>> BEGIN The data
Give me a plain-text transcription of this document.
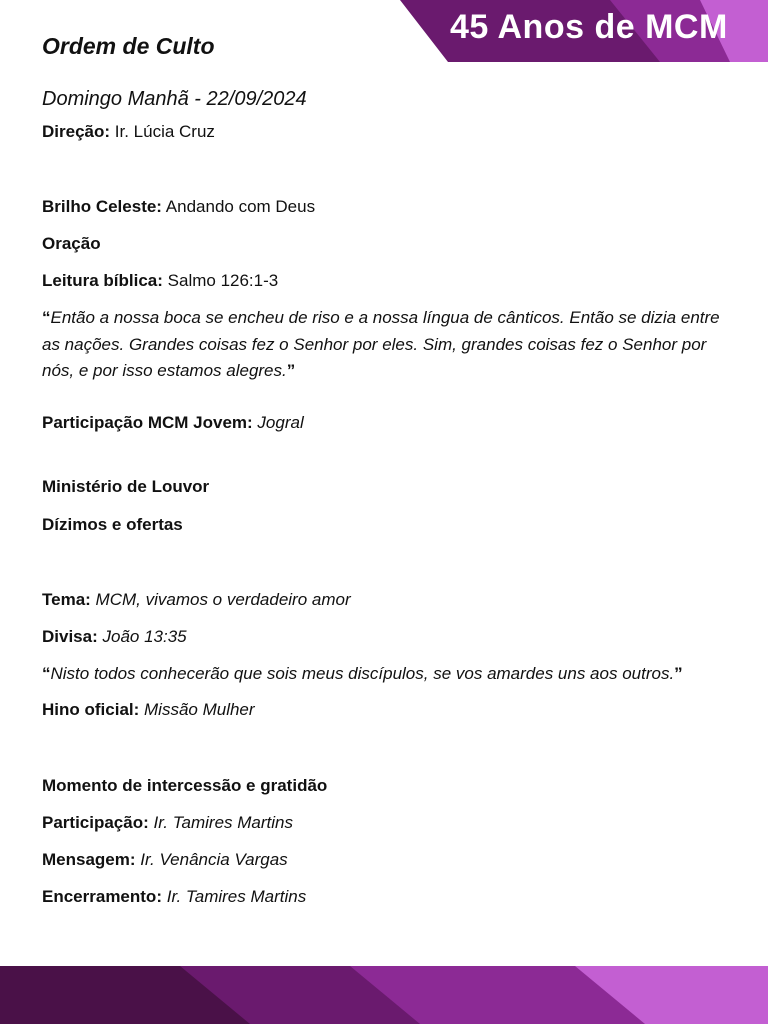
45 Anos de MCM
Ordem de Culto
Domingo Manhã - 22/09/2024
Direção: Ir. Lúcia Cruz
Brilho Celeste: Andando com Deus
Oração
Leitura bíblica: Salmo 126:1-3
“Então a nossa boca se encheu de riso e a nossa língua de cânticos. Então se dizia entre as nações. Grandes coisas fez o Senhor por eles. Sim, grandes coisas fez o Senhor por nós, e por isso estamos alegres.”
Participação MCM Jovem: Jogral
Ministério de Louvor
Dízimos e ofertas
Tema: MCM, vivamos o verdadeiro amor
Divisa: João 13:35
“Nisto todos conhecerão que sois meus discípulos, se vos amardes uns aos outros.”
Hino oficial: Missão Mulher
Momento de intercessão e gratidão
Participação: Ir. Tamires Martins
Mensagem: Ir. Venância Vargas
Encerramento: Ir. Tamires Martins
>> END The data
Exercise task
Return the entries unchanged, save for the pictures, which do not belong in the copy.

Answer to the problem
Give me a plain-text transcription of this document.
45 Anos de MCM
Ordem de Culto
Domingo Manhã - 22/09/2024
Direção: Ir. Lúcia Cruz
Brilho Celeste: Andando com Deus
Oração
Leitura bíblica: Salmo 126:1-3
“Então a nossa boca se encheu de riso e a nossa língua de cânticos. Então se dizia entre as nações. Grandes coisas fez o Senhor por eles. Sim, grandes coisas fez o Senhor por nós, e por isso estamos alegres.”
Participação MCM Jovem: Jogral
Ministério de Louvor
Dízimos e ofertas
Tema: MCM, vivamos o verdadeiro amor
Divisa: João 13:35
“Nisto todos conhecerão que sois meus discípulos, se vos amardes uns aos outros.”
Hino oficial: Missão Mulher
Momento de intercessão e gratidão
Participação: Ir. Tamires Martins
Mensagem: Ir. Venância Vargas
Encerramento: Ir. Tamires Martins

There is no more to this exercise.